**GOAL**
Extract every line below that contains the word "time".

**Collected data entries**
⁂
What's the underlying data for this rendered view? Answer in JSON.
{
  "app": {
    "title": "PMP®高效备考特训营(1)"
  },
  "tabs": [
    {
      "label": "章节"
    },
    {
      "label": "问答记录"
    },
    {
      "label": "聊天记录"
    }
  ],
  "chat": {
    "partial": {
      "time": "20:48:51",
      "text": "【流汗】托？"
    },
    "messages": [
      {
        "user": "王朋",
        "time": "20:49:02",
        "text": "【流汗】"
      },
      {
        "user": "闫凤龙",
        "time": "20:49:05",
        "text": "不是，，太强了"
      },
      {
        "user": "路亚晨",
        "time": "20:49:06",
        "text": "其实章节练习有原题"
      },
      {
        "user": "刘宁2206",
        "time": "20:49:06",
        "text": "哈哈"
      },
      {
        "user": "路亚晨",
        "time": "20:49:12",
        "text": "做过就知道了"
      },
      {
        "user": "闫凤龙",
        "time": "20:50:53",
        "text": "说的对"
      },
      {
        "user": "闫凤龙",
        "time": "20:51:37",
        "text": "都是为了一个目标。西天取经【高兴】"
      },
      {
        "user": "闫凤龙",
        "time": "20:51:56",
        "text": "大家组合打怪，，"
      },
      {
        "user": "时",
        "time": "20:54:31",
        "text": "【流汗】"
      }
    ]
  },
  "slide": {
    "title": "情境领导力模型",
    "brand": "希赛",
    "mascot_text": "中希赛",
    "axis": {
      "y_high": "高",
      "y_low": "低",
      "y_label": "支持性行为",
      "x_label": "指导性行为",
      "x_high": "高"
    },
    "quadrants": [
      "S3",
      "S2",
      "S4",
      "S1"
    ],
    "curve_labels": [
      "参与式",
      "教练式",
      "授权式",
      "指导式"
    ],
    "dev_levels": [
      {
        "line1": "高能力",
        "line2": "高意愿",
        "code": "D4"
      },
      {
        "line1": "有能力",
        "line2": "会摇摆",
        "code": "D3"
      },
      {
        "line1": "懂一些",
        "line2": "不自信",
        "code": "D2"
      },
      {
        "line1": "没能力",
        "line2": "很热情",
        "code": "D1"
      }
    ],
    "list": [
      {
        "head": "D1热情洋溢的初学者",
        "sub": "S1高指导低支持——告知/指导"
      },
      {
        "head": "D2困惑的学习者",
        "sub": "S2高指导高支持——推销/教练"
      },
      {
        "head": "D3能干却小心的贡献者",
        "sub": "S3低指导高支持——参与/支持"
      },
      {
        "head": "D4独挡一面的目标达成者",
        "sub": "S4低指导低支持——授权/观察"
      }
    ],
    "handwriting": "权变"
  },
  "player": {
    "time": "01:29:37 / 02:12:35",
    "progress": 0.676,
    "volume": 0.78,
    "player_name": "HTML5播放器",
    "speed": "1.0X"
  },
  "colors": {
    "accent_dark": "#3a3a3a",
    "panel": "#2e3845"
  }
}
⁂
**CORRECT ANSWER**
      "time": "20:48:51",
        "time": "20:49:02",
        "time": "20:49:05",
        "time": "20:49:06",
        "time": "20:49:06",
        "time": "20:49:12",
        "time": "20:50:53",
        "time": "20:51:37",
        "time": "20:51:56",
        "time": "20:54:31",
    "time": "01:29:37 / 02:12:35",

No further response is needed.